**Written request**
Tally the lines in these records that hold the string "Target", and reply with the number alone.

(Dataset excerpt)
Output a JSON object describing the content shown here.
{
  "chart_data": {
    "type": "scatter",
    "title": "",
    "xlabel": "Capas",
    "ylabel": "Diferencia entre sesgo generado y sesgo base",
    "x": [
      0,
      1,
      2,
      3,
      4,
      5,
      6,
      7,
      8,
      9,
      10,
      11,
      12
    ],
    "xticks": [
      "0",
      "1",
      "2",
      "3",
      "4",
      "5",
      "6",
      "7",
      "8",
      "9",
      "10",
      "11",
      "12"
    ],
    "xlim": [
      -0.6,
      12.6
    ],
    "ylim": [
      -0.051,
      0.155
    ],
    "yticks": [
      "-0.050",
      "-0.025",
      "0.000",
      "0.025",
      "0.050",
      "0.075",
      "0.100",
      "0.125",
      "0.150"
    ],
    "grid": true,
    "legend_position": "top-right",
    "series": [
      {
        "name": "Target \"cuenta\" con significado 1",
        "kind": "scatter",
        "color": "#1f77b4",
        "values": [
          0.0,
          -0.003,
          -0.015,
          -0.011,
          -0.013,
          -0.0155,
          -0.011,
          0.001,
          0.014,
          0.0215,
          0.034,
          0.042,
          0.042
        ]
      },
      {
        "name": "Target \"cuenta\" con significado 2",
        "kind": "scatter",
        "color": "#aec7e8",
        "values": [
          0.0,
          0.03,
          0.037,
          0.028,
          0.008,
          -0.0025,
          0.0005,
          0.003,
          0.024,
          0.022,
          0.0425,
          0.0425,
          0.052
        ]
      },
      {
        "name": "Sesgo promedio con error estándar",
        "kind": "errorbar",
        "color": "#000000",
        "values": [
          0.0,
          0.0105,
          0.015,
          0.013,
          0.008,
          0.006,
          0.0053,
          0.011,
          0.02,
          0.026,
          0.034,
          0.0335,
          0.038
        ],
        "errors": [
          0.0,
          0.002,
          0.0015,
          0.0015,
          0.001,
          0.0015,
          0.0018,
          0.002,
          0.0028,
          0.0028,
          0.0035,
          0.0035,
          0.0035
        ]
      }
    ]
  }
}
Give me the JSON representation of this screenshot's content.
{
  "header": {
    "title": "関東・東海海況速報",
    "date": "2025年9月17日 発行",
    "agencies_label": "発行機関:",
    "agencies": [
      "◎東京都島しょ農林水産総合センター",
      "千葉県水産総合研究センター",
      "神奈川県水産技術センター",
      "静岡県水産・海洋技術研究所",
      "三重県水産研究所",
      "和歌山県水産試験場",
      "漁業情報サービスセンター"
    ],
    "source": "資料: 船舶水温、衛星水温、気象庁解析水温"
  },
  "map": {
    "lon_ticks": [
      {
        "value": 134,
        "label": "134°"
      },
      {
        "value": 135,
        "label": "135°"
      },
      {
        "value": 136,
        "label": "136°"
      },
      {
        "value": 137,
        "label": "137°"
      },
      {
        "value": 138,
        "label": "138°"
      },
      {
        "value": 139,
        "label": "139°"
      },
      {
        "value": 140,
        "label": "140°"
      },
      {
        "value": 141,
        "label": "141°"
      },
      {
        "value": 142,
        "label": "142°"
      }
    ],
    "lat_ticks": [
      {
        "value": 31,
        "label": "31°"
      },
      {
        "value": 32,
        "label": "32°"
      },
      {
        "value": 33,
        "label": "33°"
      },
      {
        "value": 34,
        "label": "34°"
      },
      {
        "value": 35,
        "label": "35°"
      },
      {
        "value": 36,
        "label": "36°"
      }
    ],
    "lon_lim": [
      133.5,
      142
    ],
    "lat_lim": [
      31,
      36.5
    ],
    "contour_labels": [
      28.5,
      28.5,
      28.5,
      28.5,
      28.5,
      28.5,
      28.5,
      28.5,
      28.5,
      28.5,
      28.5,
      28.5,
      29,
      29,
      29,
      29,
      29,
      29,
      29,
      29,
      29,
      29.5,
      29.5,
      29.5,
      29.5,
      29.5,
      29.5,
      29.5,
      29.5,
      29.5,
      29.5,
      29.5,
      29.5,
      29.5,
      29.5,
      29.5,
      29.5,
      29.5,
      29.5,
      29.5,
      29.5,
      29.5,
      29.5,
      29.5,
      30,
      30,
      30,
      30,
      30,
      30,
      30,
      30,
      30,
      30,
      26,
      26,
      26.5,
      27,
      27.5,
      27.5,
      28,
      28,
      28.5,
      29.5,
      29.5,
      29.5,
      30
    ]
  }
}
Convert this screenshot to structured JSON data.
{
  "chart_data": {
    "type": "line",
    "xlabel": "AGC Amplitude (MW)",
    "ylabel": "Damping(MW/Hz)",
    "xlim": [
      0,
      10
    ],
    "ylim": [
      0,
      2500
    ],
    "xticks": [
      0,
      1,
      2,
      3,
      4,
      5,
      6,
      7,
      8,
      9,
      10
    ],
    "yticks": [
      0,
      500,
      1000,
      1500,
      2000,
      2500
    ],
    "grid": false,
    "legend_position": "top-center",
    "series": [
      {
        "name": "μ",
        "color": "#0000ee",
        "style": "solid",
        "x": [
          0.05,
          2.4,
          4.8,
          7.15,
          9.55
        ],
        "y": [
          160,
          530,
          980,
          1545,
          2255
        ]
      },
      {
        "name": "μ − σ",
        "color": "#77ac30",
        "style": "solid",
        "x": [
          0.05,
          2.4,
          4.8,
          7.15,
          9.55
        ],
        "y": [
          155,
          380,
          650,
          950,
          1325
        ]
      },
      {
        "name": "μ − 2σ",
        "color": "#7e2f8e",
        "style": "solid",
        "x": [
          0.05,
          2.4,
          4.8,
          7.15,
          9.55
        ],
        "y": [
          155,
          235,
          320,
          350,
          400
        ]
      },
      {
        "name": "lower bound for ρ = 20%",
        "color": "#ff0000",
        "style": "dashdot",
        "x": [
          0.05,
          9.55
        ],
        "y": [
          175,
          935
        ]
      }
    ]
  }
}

**Response to this task**
2